Write out all the entries word for word, but skip any images.

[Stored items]
* * *

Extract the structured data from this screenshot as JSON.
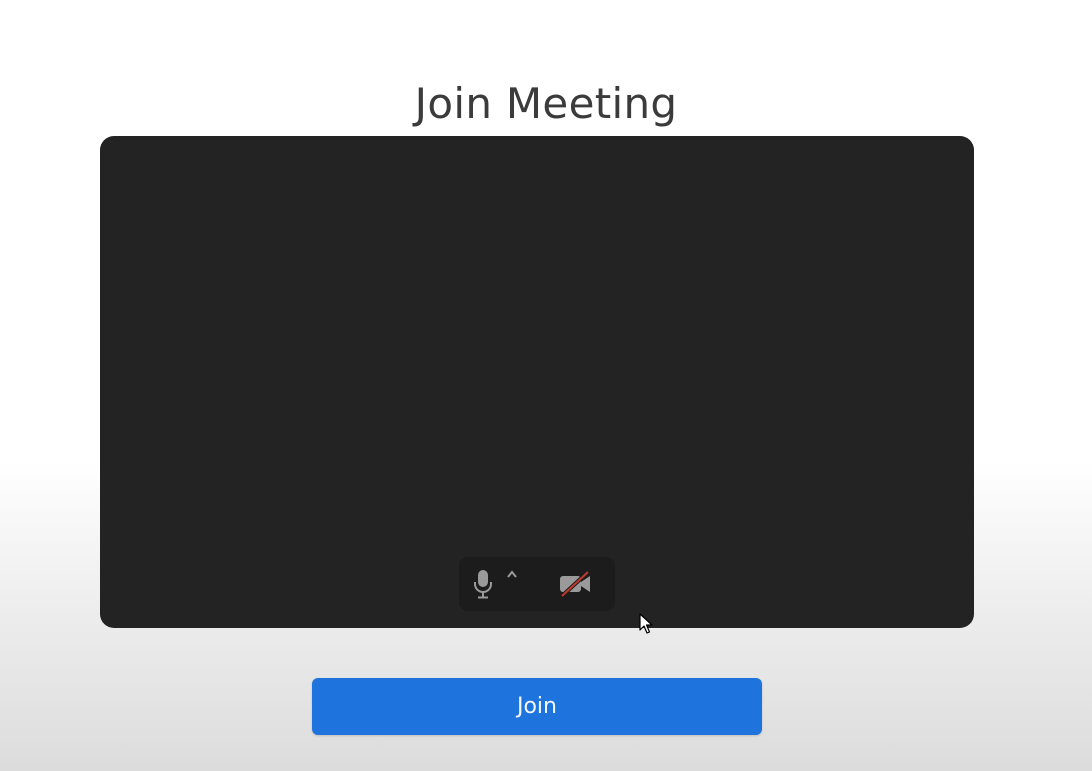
{
  "page": {
    "title": "Join Meeting"
  },
  "preview": {
    "controls": {
      "mic_icon": "microphone-icon",
      "audio_options_icon": "caret-up-icon",
      "video_icon": "video-off-icon"
    }
  },
  "join_button": {
    "label": "Join"
  },
  "colors": {
    "preview_background": "#232323",
    "controls_background": "#1c1c1c",
    "join_button": "#1e74dc",
    "icon": "#9a9a9a",
    "video_off_slash": "#c0392b",
    "title_text": "#3b3b3b"
  }
}
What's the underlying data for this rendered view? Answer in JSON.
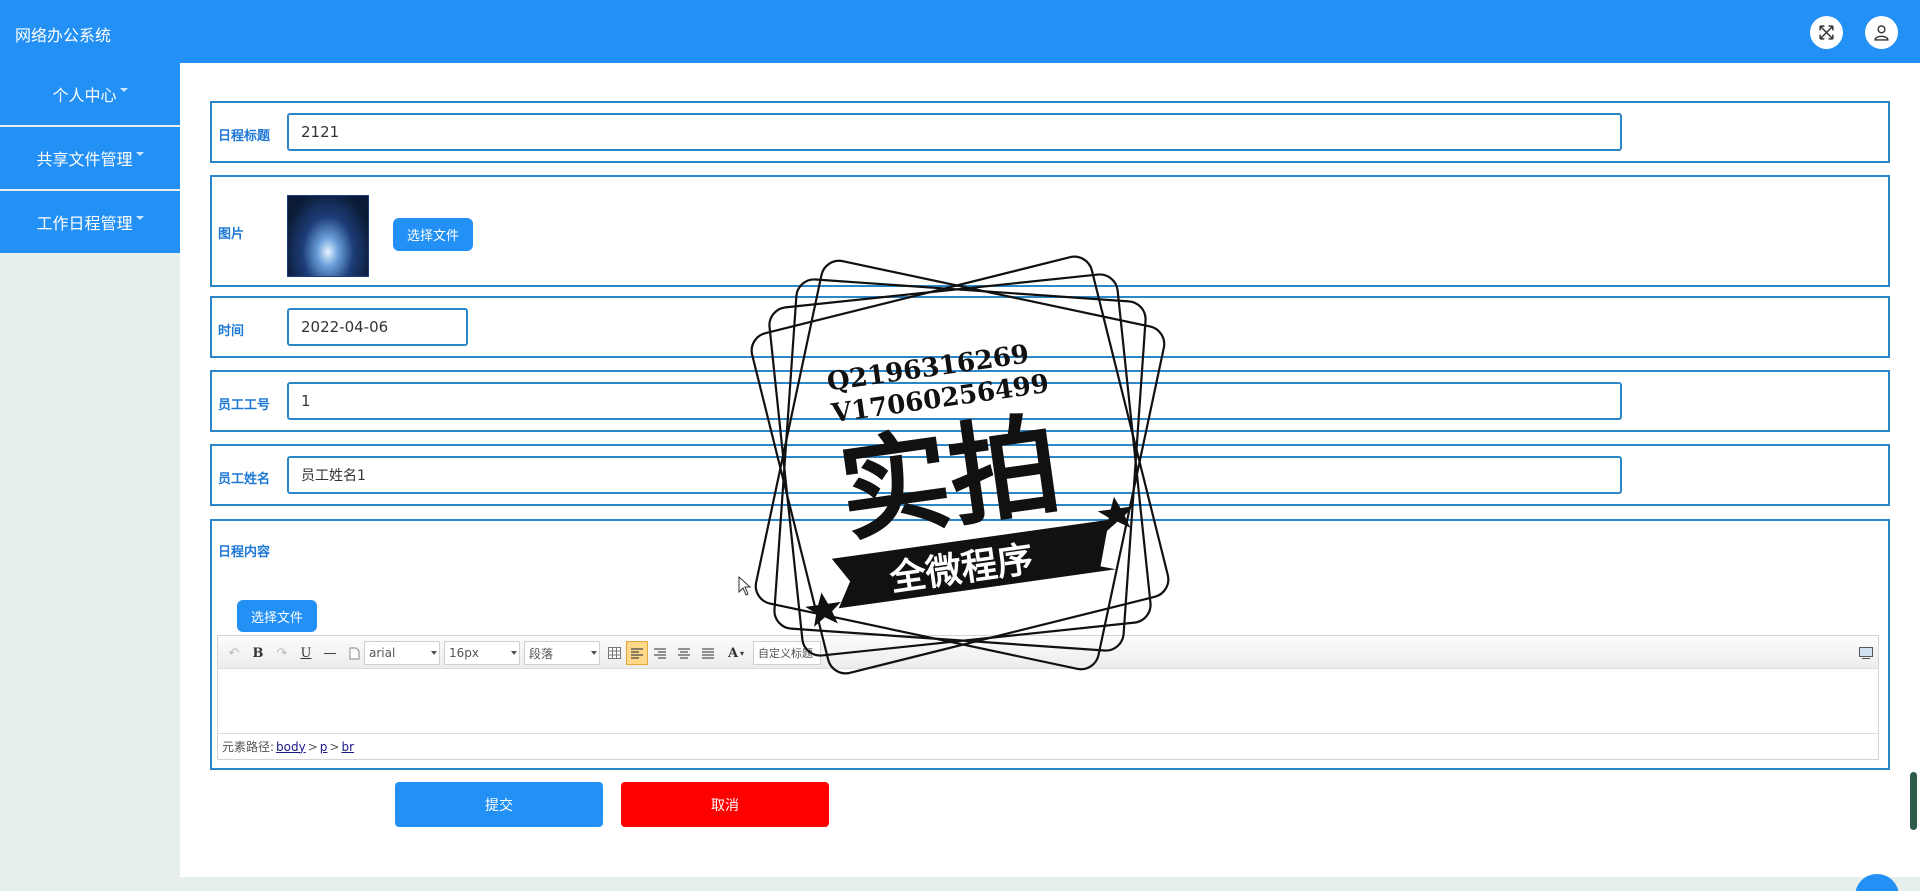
{
  "header": {
    "app_title": "网络办公系统",
    "fullscreen_icon": "fullscreen-icon",
    "user_icon": "user-icon",
    "accent": "#2290f5"
  },
  "sidebar": {
    "items": [
      {
        "label": "个人中心"
      },
      {
        "label": "共享文件管理"
      },
      {
        "label": "工作日程管理"
      }
    ]
  },
  "form": {
    "title_label": "日程标题",
    "title_value": "2121",
    "image_label": "图片",
    "choose_file_label": "选择文件",
    "time_label": "时间",
    "time_value": "2022-04-06",
    "employee_id_label": "员工工号",
    "employee_id_value": "1",
    "employee_name_label": "员工姓名",
    "employee_name_value": "员工姓名1",
    "content_label": "日程内容",
    "content_choose_file_label": "选择文件"
  },
  "editor": {
    "toolbar": {
      "bold": "B",
      "underline": "U",
      "font_family": "arial",
      "font_size": "16px",
      "paragraph": "段落",
      "font_color": "A",
      "custom_title": "自定义标题"
    },
    "status_prefix": "元素路径:",
    "path": [
      "body",
      "p",
      "br"
    ],
    "path_sep": ">"
  },
  "actions": {
    "submit_label": "提交",
    "cancel_label": "取消",
    "submit_color": "#2290f5",
    "cancel_color": "#ff0000"
  },
  "watermark": {
    "line1": "Q2196316269",
    "line2": "V17060256499",
    "main": "实拍",
    "ribbon": "全微程序"
  }
}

* * *

Result of the task:
Extract the structured data from this screenshot as JSON.
{
  "page": {
    "title": "Join Meeting"
  },
  "preview": {
    "controls": {
      "mic_icon": "microphone-icon",
      "audio_options_icon": "caret-up-icon",
      "video_icon": "video-off-icon"
    }
  },
  "join_button": {
    "label": "Join"
  },
  "colors": {
    "preview_background": "#232323",
    "controls_background": "#1c1c1c",
    "join_button": "#1e74dc",
    "icon": "#9a9a9a",
    "video_off_slash": "#c0392b",
    "title_text": "#3b3b3b"
  }
}
What's the underlying data for this rendered view? Answer in JSON.
{
  "header": {
    "app_title": "网络办公系统",
    "fullscreen_icon": "fullscreen-icon",
    "user_icon": "user-icon",
    "accent": "#2290f5"
  },
  "sidebar": {
    "items": [
      {
        "label": "个人中心"
      },
      {
        "label": "共享文件管理"
      },
      {
        "label": "工作日程管理"
      }
    ]
  },
  "form": {
    "title_label": "日程标题",
    "title_value": "2121",
    "image_label": "图片",
    "choose_file_label": "选择文件",
    "time_label": "时间",
    "time_value": "2022-04-06",
    "employee_id_label": "员工工号",
    "employee_id_value": "1",
    "employee_name_label": "员工姓名",
    "employee_name_value": "员工姓名1",
    "content_label": "日程内容",
    "content_choose_file_label": "选择文件"
  },
  "editor": {
    "toolbar": {
      "bold": "B",
      "underline": "U",
      "font_family": "arial",
      "font_size": "16px",
      "paragraph": "段落",
      "font_color": "A",
      "custom_title": "自定义标题"
    },
    "status_prefix": "元素路径:",
    "path": [
      "body",
      "p",
      "br"
    ],
    "path_sep": ">"
  },
  "actions": {
    "submit_label": "提交",
    "cancel_label": "取消",
    "submit_color": "#2290f5",
    "cancel_color": "#ff0000"
  },
  "watermark": {
    "line1": "Q2196316269",
    "line2": "V17060256499",
    "main": "实拍",
    "ribbon": "全微程序"
  }
}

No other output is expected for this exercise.